◆ **Exercise instructions**: The entries below are to be repeated verbatim, in full.

------------------------------------------------------------------------

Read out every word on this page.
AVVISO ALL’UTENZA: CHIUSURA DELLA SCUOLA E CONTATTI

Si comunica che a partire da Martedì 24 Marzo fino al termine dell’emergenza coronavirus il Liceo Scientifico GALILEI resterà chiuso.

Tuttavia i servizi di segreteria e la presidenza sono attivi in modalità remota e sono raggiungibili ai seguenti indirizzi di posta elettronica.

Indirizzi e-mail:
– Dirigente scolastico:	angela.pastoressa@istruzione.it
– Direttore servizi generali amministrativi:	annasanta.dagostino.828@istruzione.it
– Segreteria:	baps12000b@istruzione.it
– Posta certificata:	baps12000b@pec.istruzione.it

------------------------------------------------------------------------

◆ **Output of the exercise**:
Read out every word on this page.
AVVISO ALL’UTENZA: CHIUSURA DELLA SCUOLA E CONTATTI

Si comunica che a partire da Martedì 24 Marzo fino al termine dell’emergenza coronavirus il Liceo Scientifico GALILEI resterà chiuso.

Tuttavia i servizi di segreteria e la presidenza sono attivi in modalità remota e sono raggiungibili ai seguenti indirizzi di posta elettronica.

Indirizzi e-mail:
– Dirigente scolastico:	angela.pastoressa@istruzione.it
– Direttore servizi generali amministrativi:	annasanta.dagostino.828@istruzione.it
– Segreteria:	baps12000b@istruzione.it
– Posta certificata:	baps12000b@pec.istruzione.it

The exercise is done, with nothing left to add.